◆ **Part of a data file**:
********
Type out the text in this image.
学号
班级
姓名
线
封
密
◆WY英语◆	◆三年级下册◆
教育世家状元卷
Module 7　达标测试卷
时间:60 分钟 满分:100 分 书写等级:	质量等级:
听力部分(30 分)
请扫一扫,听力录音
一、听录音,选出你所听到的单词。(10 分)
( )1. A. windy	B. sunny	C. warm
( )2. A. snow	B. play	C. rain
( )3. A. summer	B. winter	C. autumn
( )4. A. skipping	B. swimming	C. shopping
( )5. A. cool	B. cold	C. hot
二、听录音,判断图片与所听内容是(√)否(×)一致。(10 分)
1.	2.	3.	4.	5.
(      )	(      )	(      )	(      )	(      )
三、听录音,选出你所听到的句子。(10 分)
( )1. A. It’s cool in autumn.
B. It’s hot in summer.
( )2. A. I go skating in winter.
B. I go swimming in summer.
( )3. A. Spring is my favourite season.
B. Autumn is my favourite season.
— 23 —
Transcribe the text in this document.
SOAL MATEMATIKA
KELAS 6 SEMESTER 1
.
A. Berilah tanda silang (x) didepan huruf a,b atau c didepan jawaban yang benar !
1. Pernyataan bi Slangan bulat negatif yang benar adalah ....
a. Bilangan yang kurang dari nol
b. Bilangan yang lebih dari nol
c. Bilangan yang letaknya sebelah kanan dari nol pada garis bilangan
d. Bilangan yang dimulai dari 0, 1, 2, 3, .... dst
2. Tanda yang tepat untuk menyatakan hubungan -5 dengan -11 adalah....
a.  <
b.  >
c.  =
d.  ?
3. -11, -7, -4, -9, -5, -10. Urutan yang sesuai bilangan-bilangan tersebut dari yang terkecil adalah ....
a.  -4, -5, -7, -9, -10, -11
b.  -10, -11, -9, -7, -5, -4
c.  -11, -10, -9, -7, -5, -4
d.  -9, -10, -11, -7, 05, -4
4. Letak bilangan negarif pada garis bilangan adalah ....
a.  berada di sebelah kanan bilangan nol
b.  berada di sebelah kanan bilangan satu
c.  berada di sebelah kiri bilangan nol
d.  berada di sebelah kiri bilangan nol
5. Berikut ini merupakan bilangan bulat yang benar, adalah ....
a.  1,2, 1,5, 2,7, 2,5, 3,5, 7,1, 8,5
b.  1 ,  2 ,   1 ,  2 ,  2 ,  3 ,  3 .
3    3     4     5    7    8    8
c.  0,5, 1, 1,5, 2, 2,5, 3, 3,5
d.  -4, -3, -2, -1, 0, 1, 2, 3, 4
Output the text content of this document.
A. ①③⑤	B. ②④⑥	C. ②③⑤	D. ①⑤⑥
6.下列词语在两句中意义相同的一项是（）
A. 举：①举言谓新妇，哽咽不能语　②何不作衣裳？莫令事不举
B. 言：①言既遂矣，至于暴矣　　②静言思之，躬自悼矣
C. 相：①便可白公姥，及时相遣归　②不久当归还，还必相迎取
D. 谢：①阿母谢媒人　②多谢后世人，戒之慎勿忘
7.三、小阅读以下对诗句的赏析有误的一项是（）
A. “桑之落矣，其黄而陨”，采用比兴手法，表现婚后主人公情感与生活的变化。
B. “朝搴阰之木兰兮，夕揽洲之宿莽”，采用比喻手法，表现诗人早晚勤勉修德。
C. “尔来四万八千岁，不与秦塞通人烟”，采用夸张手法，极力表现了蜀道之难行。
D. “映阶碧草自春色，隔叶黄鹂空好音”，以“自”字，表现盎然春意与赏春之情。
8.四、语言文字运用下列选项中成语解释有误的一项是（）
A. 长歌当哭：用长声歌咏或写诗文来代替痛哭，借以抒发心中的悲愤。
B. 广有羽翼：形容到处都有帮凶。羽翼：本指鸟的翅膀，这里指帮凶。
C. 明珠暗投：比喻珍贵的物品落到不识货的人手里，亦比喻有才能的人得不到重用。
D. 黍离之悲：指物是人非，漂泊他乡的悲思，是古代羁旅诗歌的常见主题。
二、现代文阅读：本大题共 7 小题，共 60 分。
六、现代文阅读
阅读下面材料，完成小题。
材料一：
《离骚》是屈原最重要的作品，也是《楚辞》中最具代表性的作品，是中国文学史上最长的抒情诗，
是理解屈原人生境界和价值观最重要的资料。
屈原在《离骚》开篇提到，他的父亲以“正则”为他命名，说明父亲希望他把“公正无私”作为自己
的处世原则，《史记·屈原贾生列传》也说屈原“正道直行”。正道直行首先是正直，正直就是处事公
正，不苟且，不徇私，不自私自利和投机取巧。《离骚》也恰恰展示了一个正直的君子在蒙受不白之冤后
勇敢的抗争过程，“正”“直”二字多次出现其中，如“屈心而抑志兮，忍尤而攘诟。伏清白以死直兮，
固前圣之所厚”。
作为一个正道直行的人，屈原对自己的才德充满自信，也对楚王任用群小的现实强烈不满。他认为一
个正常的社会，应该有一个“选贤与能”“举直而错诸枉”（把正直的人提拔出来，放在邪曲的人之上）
********
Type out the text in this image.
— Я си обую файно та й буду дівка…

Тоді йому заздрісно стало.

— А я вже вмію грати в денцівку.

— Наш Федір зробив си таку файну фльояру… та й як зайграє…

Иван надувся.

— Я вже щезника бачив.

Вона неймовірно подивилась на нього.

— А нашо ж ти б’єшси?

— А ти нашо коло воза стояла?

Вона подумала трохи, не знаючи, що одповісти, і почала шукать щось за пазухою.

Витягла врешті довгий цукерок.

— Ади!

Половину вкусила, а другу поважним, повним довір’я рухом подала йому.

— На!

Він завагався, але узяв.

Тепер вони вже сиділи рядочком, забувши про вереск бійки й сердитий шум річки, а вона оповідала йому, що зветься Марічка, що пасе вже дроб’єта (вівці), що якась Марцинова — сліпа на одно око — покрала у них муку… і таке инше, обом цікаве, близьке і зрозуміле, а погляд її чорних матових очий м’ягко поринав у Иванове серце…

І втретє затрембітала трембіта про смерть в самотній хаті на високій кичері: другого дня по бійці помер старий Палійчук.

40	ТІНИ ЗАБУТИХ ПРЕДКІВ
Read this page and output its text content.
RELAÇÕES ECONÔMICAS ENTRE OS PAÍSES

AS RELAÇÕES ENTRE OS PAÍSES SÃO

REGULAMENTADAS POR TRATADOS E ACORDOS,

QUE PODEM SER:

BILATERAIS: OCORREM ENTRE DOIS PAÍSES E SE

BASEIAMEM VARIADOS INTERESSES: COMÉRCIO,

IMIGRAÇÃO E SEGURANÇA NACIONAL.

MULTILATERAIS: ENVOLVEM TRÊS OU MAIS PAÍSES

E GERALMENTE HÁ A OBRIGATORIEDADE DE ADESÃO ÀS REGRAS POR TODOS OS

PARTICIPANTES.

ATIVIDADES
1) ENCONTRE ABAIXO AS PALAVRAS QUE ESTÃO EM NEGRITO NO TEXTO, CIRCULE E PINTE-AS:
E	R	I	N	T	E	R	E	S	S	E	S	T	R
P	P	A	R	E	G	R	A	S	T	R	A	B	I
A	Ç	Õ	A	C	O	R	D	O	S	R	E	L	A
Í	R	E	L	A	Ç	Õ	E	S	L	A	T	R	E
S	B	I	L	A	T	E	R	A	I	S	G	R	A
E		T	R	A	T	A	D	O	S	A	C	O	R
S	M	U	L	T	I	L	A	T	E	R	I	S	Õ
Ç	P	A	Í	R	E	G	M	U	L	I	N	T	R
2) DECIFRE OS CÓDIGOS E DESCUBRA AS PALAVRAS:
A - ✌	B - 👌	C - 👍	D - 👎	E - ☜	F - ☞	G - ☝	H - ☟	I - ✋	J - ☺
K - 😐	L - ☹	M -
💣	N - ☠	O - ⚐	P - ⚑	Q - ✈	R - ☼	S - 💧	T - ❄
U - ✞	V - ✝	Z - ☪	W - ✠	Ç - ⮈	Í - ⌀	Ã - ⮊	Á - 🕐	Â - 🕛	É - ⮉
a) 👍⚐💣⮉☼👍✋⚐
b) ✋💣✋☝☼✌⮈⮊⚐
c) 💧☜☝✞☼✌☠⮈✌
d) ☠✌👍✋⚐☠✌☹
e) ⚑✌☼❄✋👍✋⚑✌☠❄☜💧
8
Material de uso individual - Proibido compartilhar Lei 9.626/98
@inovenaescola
********
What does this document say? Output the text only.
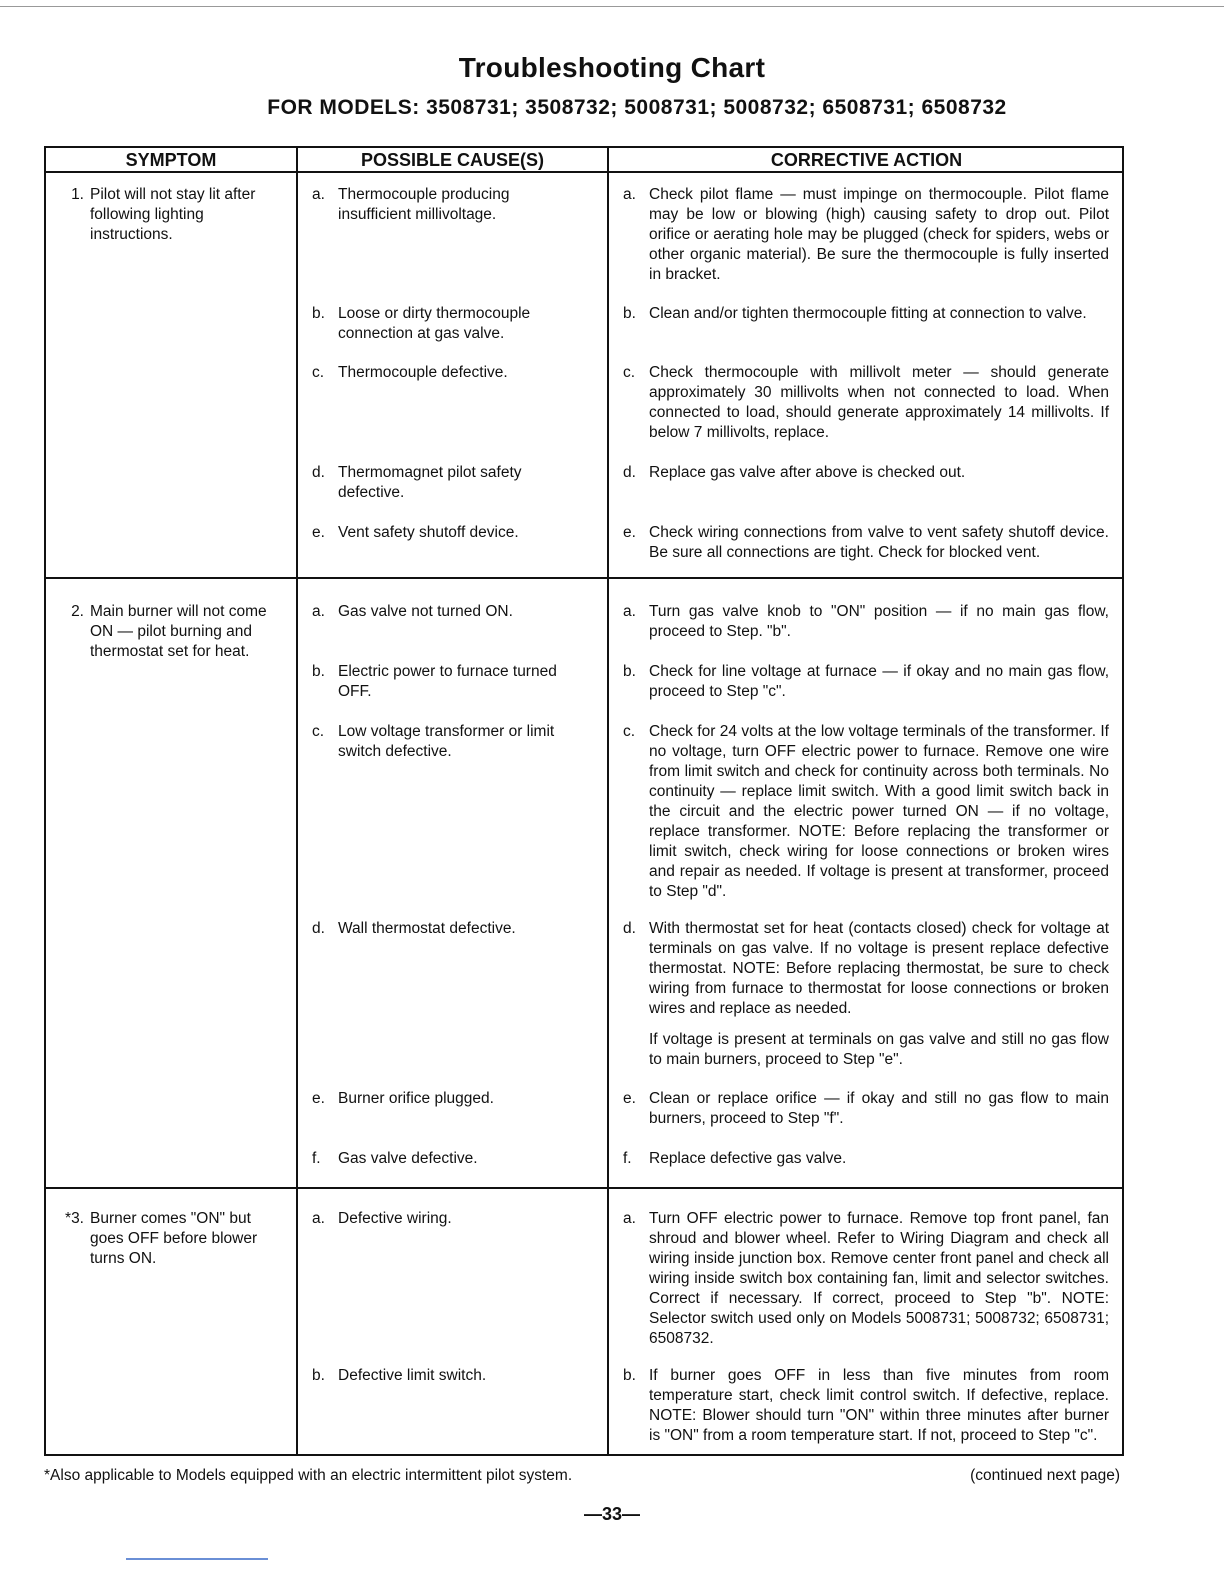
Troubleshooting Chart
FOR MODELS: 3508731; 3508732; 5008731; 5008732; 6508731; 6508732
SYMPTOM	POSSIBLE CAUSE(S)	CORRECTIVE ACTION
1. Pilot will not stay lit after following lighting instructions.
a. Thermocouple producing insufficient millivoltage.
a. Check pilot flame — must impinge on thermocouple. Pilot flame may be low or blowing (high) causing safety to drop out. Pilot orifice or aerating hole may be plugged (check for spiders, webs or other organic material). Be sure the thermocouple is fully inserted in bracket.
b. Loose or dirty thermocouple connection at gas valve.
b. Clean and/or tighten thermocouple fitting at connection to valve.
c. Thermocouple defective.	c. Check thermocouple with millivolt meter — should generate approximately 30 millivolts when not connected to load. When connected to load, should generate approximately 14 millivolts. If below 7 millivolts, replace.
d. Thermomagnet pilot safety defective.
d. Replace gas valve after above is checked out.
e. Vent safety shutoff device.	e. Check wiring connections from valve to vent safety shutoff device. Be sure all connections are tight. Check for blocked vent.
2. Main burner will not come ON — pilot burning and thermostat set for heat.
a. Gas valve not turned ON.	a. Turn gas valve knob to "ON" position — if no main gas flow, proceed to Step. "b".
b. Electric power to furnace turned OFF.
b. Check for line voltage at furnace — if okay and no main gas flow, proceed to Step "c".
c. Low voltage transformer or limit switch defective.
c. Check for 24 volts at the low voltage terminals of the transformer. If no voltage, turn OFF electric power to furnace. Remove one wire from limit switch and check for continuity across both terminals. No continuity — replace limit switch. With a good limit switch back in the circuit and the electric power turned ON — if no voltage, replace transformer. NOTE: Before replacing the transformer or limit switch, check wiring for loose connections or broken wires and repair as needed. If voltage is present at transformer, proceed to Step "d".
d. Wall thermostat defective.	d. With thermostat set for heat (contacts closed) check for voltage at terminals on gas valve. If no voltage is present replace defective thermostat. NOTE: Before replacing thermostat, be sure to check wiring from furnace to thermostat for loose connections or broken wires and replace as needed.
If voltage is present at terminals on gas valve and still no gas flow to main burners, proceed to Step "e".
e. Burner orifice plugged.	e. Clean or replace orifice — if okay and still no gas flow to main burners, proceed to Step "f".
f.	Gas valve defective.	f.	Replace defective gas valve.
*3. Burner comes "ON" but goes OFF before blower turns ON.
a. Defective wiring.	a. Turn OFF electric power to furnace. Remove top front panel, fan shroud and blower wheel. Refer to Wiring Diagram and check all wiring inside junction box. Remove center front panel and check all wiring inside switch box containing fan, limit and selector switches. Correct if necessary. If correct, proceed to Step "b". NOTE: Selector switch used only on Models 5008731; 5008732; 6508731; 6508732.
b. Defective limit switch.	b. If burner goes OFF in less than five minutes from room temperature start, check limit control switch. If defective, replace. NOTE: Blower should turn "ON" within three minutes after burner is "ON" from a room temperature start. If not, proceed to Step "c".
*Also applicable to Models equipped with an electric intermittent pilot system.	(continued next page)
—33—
********
◆ **Set exercise**:
Check each line above for the string "okay", then copy the ones that have it.

◆ **Written response**:
b. Check for line voltage at furnace — if okay and no main gas flow, proceed to Step "c".
e. Burner orifice plugged.	e. Clean or replace orifice — if okay and still no gas flow to main burners, proceed to Step "f".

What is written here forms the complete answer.